Task directions: Give the lines starting at the one containing "tile-text: Rock Phase 2: [204, 300, 257, 310]" and ending at the one containing "playlist-tile-rock-phase-2[interactable]: Rock Phase" as a numbered list, leaving out any blank lines.

Input data:

==================================================

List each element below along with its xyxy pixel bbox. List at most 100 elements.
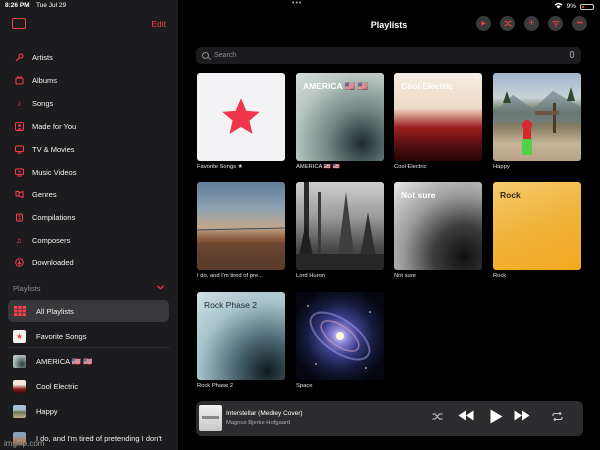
tile-text: Rock Phase 2: [204, 300, 257, 310]
sidebar-item-genres[interactable]: Genres: [0, 184, 178, 204]
sidebar-playlist-label: Favorite Songs: [36, 331, 87, 341]
play-icon: [490, 409, 503, 424]
playlist-tile-america[interactable]: AMERICA 🇺🇸 🇺🇸: [296, 73, 384, 161]
sidebar-item-tv-movies[interactable]: TV & Movies: [0, 139, 178, 159]
shuffle-toggle[interactable]: [432, 412, 443, 423]
add-button[interactable]: +: [524, 16, 539, 31]
playlist-tile-happy[interactable]: [493, 73, 581, 161]
sidebar-item-label: Downloaded: [32, 257, 74, 267]
playlist-caption: Happy: [493, 164, 510, 170]
playlist-tile-rock-phase-2[interactable]: Rock Phase 2: [197, 292, 285, 380]
sidebar-item-artists[interactable]: Artists: [0, 47, 178, 67]
america-thumb: [13, 354, 26, 368]
sidebar-item-songs[interactable]: ♪ Songs: [0, 93, 178, 113]
playlist-caption: AMERICA 🇺🇸 🇺🇸: [296, 164, 340, 170]
compilations-icon: [14, 212, 24, 222]
search-input[interactable]: Search: [214, 52, 236, 59]
sidebar-playlist-label: I do, and I'm tired of pretending I don'…: [36, 433, 162, 443]
sidebar-item-label: Songs: [32, 98, 54, 108]
shuffle-button[interactable]: [500, 16, 515, 31]
sidebar-item-label: Albums: [32, 75, 58, 85]
now-playing-artist: Magnus Bjerke Hofgaard: [226, 420, 291, 426]
sidebar-item-music-videos[interactable]: Music Videos: [0, 162, 178, 182]
tv-icon: [14, 144, 24, 154]
sidebar: Edit Artists Albums ♪ Songs Made for You…: [0, 0, 178, 450]
sidebar-item-label: Compilations: [32, 212, 76, 222]
sidebar-playlist-label: All Playlists: [36, 306, 74, 316]
sidebar-playlist-label: AMERICA 🇺🇸 🇺🇸: [36, 356, 93, 366]
sidebar-item-label: Music Videos: [32, 167, 77, 177]
playlist-caption: I do, and I'm tired of pre...: [197, 273, 263, 279]
status-time: 8:26 PM: [5, 2, 30, 9]
playlist-tile-space[interactable]: [296, 292, 384, 380]
sidebar-item-label: TV & Movies: [32, 144, 75, 154]
playlist-tile-not-sure[interactable]: Not sure: [394, 182, 482, 270]
sort-icon: [552, 20, 559, 27]
forest-artwork: [296, 182, 384, 270]
galaxy-artwork: [307, 305, 371, 369]
playlist-caption: Lord Huron: [296, 273, 326, 279]
playlist-caption: Favorite Songs ★: [197, 164, 243, 170]
plus-icon: +: [528, 18, 535, 29]
playlist-caption: Space: [296, 383, 313, 389]
favorite-thumb: ★: [13, 329, 26, 343]
sidebar-playlist-america[interactable]: AMERICA 🇺🇸 🇺🇸: [8, 350, 169, 372]
search-bar[interactable]: Search: [196, 47, 581, 64]
album-icon: [14, 75, 24, 85]
mini-player[interactable]: Interstellar (Medley Cover) Magnus Bjerk…: [196, 401, 583, 436]
mic-icon: [14, 52, 24, 62]
playlist-tile-rock[interactable]: Rock: [493, 182, 581, 270]
video-icon: [14, 167, 24, 177]
shuffle-icon: [432, 413, 443, 420]
play-pause-button[interactable]: [490, 409, 503, 427]
multitasking-dots[interactable]: •••: [292, 0, 302, 7]
sidebar-item-downloaded[interactable]: Downloaded: [0, 252, 178, 272]
sidebar-item-compilations[interactable]: Compilations: [0, 207, 178, 227]
playlist-tile-tired[interactable]: [197, 182, 285, 270]
playlist-tile-lord-huron[interactable]: [296, 182, 384, 270]
battery-percent: 9%: [566, 3, 576, 10]
sidebar-item-albums[interactable]: Albums: [0, 70, 178, 90]
playlist-tile-cool-electric[interactable]: Cool Electric: [394, 73, 482, 161]
genres-icon: [14, 189, 24, 199]
search-icon: [202, 52, 209, 59]
sidebar-playlist-all[interactable]: All Playlists: [8, 300, 169, 322]
status-bar: 8:26 PM Tue Jul 29 ••• 9%: [0, 0, 600, 12]
repeat-icon: [552, 411, 563, 422]
happy-thumb: [13, 404, 26, 418]
sidebar-playlist-favorite-songs[interactable]: ★ Favorite Songs: [8, 325, 169, 347]
playlist-tile-favorite-songs[interactable]: [197, 73, 285, 161]
now-playing-artwork[interactable]: [199, 405, 222, 431]
battery-icon: [580, 3, 594, 10]
download-icon: [14, 257, 24, 267]
next-button[interactable]: [514, 410, 530, 424]
sidebar-toggle-icon[interactable]: [12, 18, 26, 29]
sidebar-item-composers[interactable]: ♫ Composers: [0, 230, 178, 250]
sort-button[interactable]: [548, 16, 563, 31]
wifi-icon: [554, 2, 563, 11]
happy-artwork: [493, 87, 581, 155]
sidebar-playlist-happy[interactable]: Happy: [8, 400, 169, 422]
microphone-icon[interactable]: [570, 51, 574, 58]
playlist-caption: Rock Phase 2: [197, 383, 234, 389]
forward-icon: [514, 410, 530, 421]
playlist-caption: Not sure: [394, 273, 416, 279]
sidebar-top: Edit: [0, 12, 178, 42]
edit-button[interactable]: Edit: [151, 19, 166, 29]
chevron-down-icon[interactable]: [157, 283, 164, 292]
sidebar-item-made-for-you[interactable]: Made for You: [0, 116, 178, 136]
repeat-toggle[interactable]: [552, 411, 563, 423]
sidebar-item-label: Genres: [32, 189, 57, 199]
more-button[interactable]: •••: [572, 16, 587, 31]
play-button[interactable]: ▶: [476, 16, 491, 31]
divider: [8, 347, 170, 348]
sidebar-playlist-cool-electric[interactable]: Cool Electric: [8, 375, 169, 397]
backward-icon: [458, 410, 474, 421]
previous-button[interactable]: [458, 410, 474, 424]
playlists-section-header[interactable]: Playlists: [13, 284, 41, 293]
grid-icon: [13, 305, 26, 318]
sidebar-item-label: Artists: [32, 52, 53, 62]
note-icon: ♪: [17, 98, 21, 108]
composers-icon: ♫: [16, 235, 22, 245]
tile-text: Rock: [500, 190, 521, 200]
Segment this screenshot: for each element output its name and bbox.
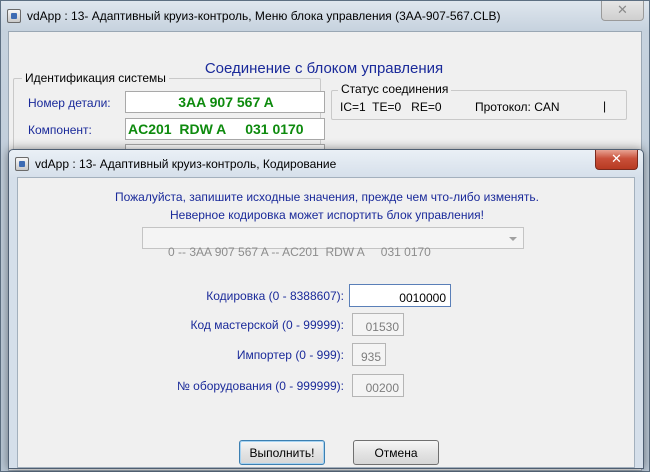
part-number-field: 3AA 907 567 A xyxy=(125,91,325,113)
execute-button[interactable]: Выполнить! xyxy=(239,440,325,465)
main-window-title: vdApp : 13- Адаптивный круиз-контроль, М… xyxy=(27,9,501,23)
main-titlebar: vdApp : 13- Адаптивный круиз-контроль, М… xyxy=(1,1,649,31)
dialog-client-area: Пожалуйста, запишите исходные значения, … xyxy=(17,177,635,468)
main-close-button[interactable]: ✕ xyxy=(601,1,644,21)
coding-dialog: vdApp : 13- Адаптивный круиз-контроль, К… xyxy=(8,149,644,469)
coding-input[interactable] xyxy=(349,284,451,307)
part-number-label: Номер детали: xyxy=(28,96,111,110)
protocol-text: Протокол: CAN xyxy=(475,100,560,114)
close-icon: ✕ xyxy=(617,3,628,18)
close-icon: ✕ xyxy=(611,152,622,167)
warning-line-1: Пожалуйста, запишите исходные значения, … xyxy=(114,190,539,204)
identification-group-title: Идентификация системы xyxy=(22,71,169,85)
controller-select-value: 0 -- 3AA 907 567 A -- AC201 RDW A 031 01… xyxy=(168,245,431,259)
equipment-number-label: № оборудования (0 - 999999): xyxy=(176,379,344,393)
connection-counters: IC=1 TE=0 RE=0 xyxy=(340,100,442,114)
warning-line-2: Неверное кодировка может испортить блок … xyxy=(170,208,484,222)
dialog-close-button[interactable]: ✕ xyxy=(595,150,638,170)
connection-status-title: Статус соединения xyxy=(338,82,452,96)
app-icon xyxy=(7,9,21,23)
component-label: Компонент: xyxy=(28,123,92,137)
dialog-app-icon xyxy=(15,156,29,171)
dialog-titlebar: vdApp : 13- Адаптивный круиз-контроль, К… xyxy=(9,150,643,177)
component-field: AC201 RDW A 031 0170 xyxy=(125,118,325,140)
importer-label: Импортер (0 - 999): xyxy=(236,348,344,362)
importer-input[interactable] xyxy=(352,343,386,366)
status-indicator: | xyxy=(603,99,607,113)
workshop-code-input[interactable] xyxy=(352,313,404,336)
cancel-button[interactable]: Отмена xyxy=(353,440,439,465)
coding-label: Кодировка (0 - 8388607): xyxy=(206,289,344,303)
controller-select[interactable]: 0 -- 3AA 907 567 A -- AC201 RDW A 031 01… xyxy=(142,227,524,259)
workshop-code-label: Код мастерской (0 - 99999): xyxy=(190,318,345,332)
equipment-number-input[interactable] xyxy=(352,374,404,397)
chevron-down-icon xyxy=(509,237,517,241)
dialog-title: vdApp : 13- Адаптивный круиз-контроль, К… xyxy=(35,156,337,171)
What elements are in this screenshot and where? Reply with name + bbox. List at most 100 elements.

==================================================

Task answer:
1. tile-text: Rock Phase 2: [204, 300, 257, 310]
2. sidebar-item-genres[interactable]: Genres: [0, 184, 178, 204]
3. sidebar-playlist-label: Favorite Songs: [36, 331, 87, 341]
4. play-icon: [490, 409, 503, 424]
5. playlist-tile-america[interactable]: AMERICA 🇺🇸 🇺🇸: [296, 73, 384, 161]
6. sidebar-item-tv-movies[interactable]: TV & Movies: [0, 139, 178, 159]
7. shuffle-toggle[interactable]: [432, 412, 443, 423]
8. add-button[interactable]: +: [524, 16, 539, 31]
9. playlist-tile-happy[interactable]: [493, 73, 581, 161]
10. sidebar-item-label: Downloaded: [32, 257, 74, 267]
11. playlist-caption: Happy: [493, 164, 510, 170]
12. playlist-tile-rock-phase-2[interactable]: Rock Phase 2: [197, 292, 285, 380]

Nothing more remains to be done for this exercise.